** begin RECORDS FOR PROCESSING **
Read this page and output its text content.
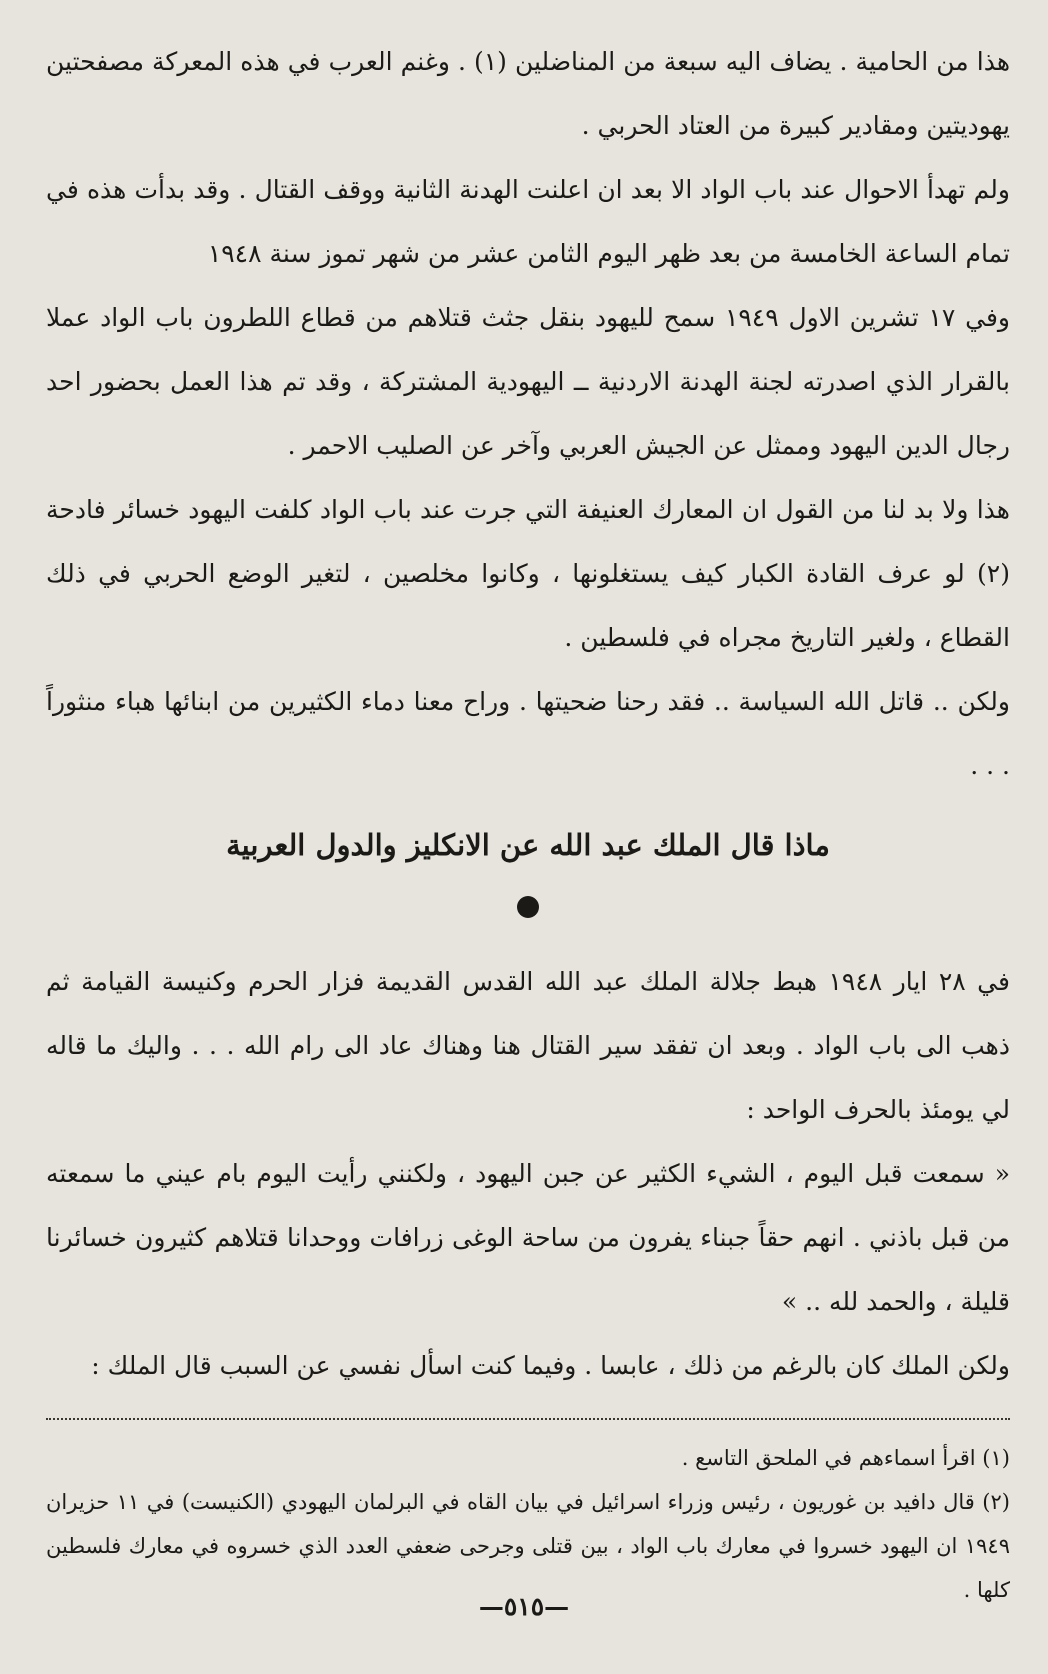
هذا من الحامية . يضاف اليه سبعة من المناضلين (١) . وغنم العرب في هذه المعركة مصفحتين يهوديتين ومقادير كبيرة من العتاد الحربي .

ولم تهدأ الاحوال عند باب الواد الا بعد ان اعلنت الهدنة الثانية ووقف القتال . وقد بدأت هذه في تمام الساعة الخامسة من بعد ظهر اليوم الثامن عشر من شهر تموز سنة ١٩٤٨

وفي ١٧ تشرين الاول ١٩٤٩ سمح لليهود بنقل جثث قتلاهم من قطاع اللطرون باب الواد عملا بالقرار الذي اصدرته لجنة الهدنة الاردنية ــ اليهودية المشتركة ، وقد تم هذا العمل بحضور احد رجال الدين اليهود وممثل عن الجيش العربي وآخر عن الصليب الاحمر .

هذا ولا بد لنا من القول ان المعارك العنيفة التي جرت عند باب الواد كلفت اليهود خسائر فادحة (٢) لو عرف القادة الكبار كيف يستغلونها ، وكانوا مخلصين ، لتغير الوضع الحربي في ذلك القطاع ، ولغير التاريخ مجراه في فلسطين .

ولكن .. قاتل الله السياسة .. فقد رحنا ضحيتها . وراح معنا دماء الكثيرين من ابنائها هباء منثوراً . . .

ماذا قال الملك عبد الله عن الانكليز والدول العربية

في ٢٨ ايار ١٩٤٨ هبط جلالة الملك عبد الله القدس القديمة فزار الحرم وكنيسة القيامة ثم ذهب الى باب الواد . وبعد ان تفقد سير القتال هنا وهناك عاد الى رام الله . . . واليك ما قاله لي يومئذ بالحرف الواحد :

« سمعت قبل اليوم ، الشيء الكثير عن جبن اليهود ، ولكنني رأيت اليوم بام عيني ما سمعته من قبل باذني . انهم حقاً جبناء يفرون من ساحة الوغى زرافات ووحدانا قتلاهم كثيرون خسائرنا قليلة ، والحمد لله .. »

ولكن الملك كان بالرغم من ذلك ، عابسا . وفيما كنت اسأل نفسي عن السبب قال الملك :

(١) اقرأ اسماءهم في الملحق التاسع .

(٢) قال دافيد بن غوريون ، رئيس وزراء اسرائيل في بيان القاه في البرلمان اليهودي (الكنيست) في ١١ حزيران ١٩٤٩ ان اليهود خسروا في معارك باب الواد ، بين قتلى وجرحى ضعفي العدد الذي خسروه في معارك فلسطين كلها .

—٥١٥—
** end RECORDS FOR PROCESSING **
**TASK TO COMPLETE:** Keep the pictures out of the copy and write out the data exactly as it stands.

**SOLVED EXERCISE:**
Read this page and output its text content.
هذا من الحامية . يضاف اليه سبعة من المناضلين (١) . وغنم العرب في هذه المعركة مصفحتين يهوديتين ومقادير كبيرة من العتاد الحربي .

ولم تهدأ الاحوال عند باب الواد الا بعد ان اعلنت الهدنة الثانية ووقف القتال . وقد بدأت هذه في تمام الساعة الخامسة من بعد ظهر اليوم الثامن عشر من شهر تموز سنة ١٩٤٨

وفي ١٧ تشرين الاول ١٩٤٩ سمح لليهود بنقل جثث قتلاهم من قطاع اللطرون باب الواد عملا بالقرار الذي اصدرته لجنة الهدنة الاردنية ــ اليهودية المشتركة ، وقد تم هذا العمل بحضور احد رجال الدين اليهود وممثل عن الجيش العربي وآخر عن الصليب الاحمر .

هذا ولا بد لنا من القول ان المعارك العنيفة التي جرت عند باب الواد كلفت اليهود خسائر فادحة (٢) لو عرف القادة الكبار كيف يستغلونها ، وكانوا مخلصين ، لتغير الوضع الحربي في ذلك القطاع ، ولغير التاريخ مجراه في فلسطين .

ولكن .. قاتل الله السياسة .. فقد رحنا ضحيتها . وراح معنا دماء الكثيرين من ابنائها هباء منثوراً . . .

ماذا قال الملك عبد الله عن الانكليز والدول العربية

في ٢٨ ايار ١٩٤٨ هبط جلالة الملك عبد الله القدس القديمة فزار الحرم وكنيسة القيامة ثم ذهب الى باب الواد . وبعد ان تفقد سير القتال هنا وهناك عاد الى رام الله . . . واليك ما قاله لي يومئذ بالحرف الواحد :

« سمعت قبل اليوم ، الشيء الكثير عن جبن اليهود ، ولكنني رأيت اليوم بام عيني ما سمعته من قبل باذني . انهم حقاً جبناء يفرون من ساحة الوغى زرافات ووحدانا قتلاهم كثيرون خسائرنا قليلة ، والحمد لله .. »

ولكن الملك كان بالرغم من ذلك ، عابسا . وفيما كنت اسأل نفسي عن السبب قال الملك :

(١) اقرأ اسماءهم في الملحق التاسع .

(٢) قال دافيد بن غوريون ، رئيس وزراء اسرائيل في بيان القاه في البرلمان اليهودي (الكنيست) في ١١ حزيران ١٩٤٩ ان اليهود خسروا في معارك باب الواد ، بين قتلى وجرحى ضعفي العدد الذي خسروه في معارك فلسطين كلها .

—٥١٥—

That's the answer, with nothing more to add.